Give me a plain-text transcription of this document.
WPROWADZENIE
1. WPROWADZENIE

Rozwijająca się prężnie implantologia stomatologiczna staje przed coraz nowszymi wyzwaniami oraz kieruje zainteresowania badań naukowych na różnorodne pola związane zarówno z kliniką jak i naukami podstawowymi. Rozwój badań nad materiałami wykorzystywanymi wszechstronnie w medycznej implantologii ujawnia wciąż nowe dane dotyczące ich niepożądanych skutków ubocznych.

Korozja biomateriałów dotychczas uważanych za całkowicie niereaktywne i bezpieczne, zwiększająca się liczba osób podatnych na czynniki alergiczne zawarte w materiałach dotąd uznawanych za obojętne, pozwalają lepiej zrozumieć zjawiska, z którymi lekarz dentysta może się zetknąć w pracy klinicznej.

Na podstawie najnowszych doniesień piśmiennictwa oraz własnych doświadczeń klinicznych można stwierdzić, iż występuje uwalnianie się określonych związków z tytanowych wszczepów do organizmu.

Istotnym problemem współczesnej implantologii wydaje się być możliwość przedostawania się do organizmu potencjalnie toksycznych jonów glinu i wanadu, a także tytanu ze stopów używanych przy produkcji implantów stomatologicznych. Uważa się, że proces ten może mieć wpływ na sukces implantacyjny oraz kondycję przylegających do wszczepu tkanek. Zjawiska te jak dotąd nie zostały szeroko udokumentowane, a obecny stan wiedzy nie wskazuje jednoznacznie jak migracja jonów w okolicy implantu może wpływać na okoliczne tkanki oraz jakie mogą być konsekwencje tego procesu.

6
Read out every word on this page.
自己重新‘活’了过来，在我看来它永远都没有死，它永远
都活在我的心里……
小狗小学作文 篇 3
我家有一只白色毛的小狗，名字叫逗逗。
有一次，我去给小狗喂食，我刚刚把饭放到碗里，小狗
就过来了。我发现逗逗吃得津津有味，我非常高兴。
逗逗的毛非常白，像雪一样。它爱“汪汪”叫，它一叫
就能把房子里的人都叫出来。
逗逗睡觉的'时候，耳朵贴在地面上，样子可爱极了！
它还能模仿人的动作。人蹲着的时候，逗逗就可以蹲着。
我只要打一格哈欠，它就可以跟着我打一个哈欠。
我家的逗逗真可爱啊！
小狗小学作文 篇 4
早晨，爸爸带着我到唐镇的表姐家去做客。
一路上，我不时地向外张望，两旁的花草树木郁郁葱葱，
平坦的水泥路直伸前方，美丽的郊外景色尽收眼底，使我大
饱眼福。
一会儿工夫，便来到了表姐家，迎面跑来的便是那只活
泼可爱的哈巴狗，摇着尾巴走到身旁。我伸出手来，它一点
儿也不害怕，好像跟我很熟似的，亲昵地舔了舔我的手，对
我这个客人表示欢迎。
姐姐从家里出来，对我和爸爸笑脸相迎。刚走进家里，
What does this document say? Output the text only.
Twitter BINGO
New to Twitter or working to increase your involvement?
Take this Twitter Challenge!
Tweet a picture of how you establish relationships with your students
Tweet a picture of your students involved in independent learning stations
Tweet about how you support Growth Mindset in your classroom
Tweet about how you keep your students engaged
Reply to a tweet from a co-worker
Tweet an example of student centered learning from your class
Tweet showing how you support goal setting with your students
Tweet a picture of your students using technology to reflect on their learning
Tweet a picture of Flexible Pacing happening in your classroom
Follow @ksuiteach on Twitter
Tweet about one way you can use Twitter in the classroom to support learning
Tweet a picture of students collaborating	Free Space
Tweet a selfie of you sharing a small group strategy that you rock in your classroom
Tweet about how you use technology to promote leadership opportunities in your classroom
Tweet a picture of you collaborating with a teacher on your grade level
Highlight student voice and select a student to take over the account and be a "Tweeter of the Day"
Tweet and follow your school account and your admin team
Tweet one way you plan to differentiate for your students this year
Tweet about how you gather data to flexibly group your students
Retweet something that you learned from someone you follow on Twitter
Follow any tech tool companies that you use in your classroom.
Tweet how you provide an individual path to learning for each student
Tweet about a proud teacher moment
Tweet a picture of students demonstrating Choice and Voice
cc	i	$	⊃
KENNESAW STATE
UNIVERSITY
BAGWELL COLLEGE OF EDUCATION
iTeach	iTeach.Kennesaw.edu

◆ ◆ ◆ ◆

> Instructions to follow: Read the data above. Pull out each line in which the string "learning" appears.

> Answer in full:
Tweet a picture of your students involved in independent learning stations
Tweet an example of student centered learning from your class
Tweet a picture of your students using technology to reflect on their learning
Tweet about one way you can use Twitter in the classroom to support learning
Tweet how you provide an individual path to learning for each student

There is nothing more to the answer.